Records supplied:
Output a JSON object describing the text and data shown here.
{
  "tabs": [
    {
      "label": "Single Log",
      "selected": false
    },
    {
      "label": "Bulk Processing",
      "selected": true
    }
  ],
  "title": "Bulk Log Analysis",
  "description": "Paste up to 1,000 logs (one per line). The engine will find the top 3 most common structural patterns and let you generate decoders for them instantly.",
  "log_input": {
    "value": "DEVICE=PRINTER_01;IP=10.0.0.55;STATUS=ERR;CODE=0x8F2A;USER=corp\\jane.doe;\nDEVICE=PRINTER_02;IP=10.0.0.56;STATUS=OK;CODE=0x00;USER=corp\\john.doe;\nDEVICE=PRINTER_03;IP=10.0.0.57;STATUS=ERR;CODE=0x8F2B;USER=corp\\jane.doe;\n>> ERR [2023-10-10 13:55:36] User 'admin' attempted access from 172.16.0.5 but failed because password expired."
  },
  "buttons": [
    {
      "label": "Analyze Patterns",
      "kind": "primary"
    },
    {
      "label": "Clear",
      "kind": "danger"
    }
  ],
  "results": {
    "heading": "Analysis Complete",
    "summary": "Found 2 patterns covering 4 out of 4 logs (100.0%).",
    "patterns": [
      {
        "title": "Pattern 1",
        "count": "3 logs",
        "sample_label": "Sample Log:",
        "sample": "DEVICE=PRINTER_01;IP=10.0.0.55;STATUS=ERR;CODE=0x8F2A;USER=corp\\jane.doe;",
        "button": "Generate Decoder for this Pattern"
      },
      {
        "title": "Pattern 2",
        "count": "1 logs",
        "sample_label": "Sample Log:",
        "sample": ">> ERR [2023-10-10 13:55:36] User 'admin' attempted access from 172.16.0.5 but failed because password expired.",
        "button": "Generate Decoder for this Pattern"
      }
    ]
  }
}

What is being asked: Return every entry verbatim.

The completed task:
Output a JSON object describing the text and data shown here.
{
  "tabs": [
    {
      "label": "Single Log",
      "selected": false
    },
    {
      "label": "Bulk Processing",
      "selected": true
    }
  ],
  "title": "Bulk Log Analysis",
  "description": "Paste up to 1,000 logs (one per line). The engine will find the top 3 most common structural patterns and let you generate decoders for them instantly.",
  "log_input": {
    "value": "DEVICE=PRINTER_01;IP=10.0.0.55;STATUS=ERR;CODE=0x8F2A;USER=corp\\jane.doe;\nDEVICE=PRINTER_02;IP=10.0.0.56;STATUS=OK;CODE=0x00;USER=corp\\john.doe;\nDEVICE=PRINTER_03;IP=10.0.0.57;STATUS=ERR;CODE=0x8F2B;USER=corp\\jane.doe;\n>> ERR [2023-10-10 13:55:36] User 'admin' attempted access from 172.16.0.5 but failed because password expired."
  },
  "buttons": [
    {
      "label": "Analyze Patterns",
      "kind": "primary"
    },
    {
      "label": "Clear",
      "kind": "danger"
    }
  ],
  "results": {
    "heading": "Analysis Complete",
    "summary": "Found 2 patterns covering 4 out of 4 logs (100.0%).",
    "patterns": [
      {
        "title": "Pattern 1",
        "count": "3 logs",
        "sample_label": "Sample Log:",
        "sample": "DEVICE=PRINTER_01;IP=10.0.0.55;STATUS=ERR;CODE=0x8F2A;USER=corp\\jane.doe;",
        "button": "Generate Decoder for this Pattern"
      },
      {
        "title": "Pattern 2",
        "count": "1 logs",
        "sample_label": "Sample Log:",
        "sample": ">> ERR [2023-10-10 13:55:36] User 'admin' attempted access from 172.16.0.5 but failed because password expired.",
        "button": "Generate Decoder for this Pattern"
      }
    ]
  }
}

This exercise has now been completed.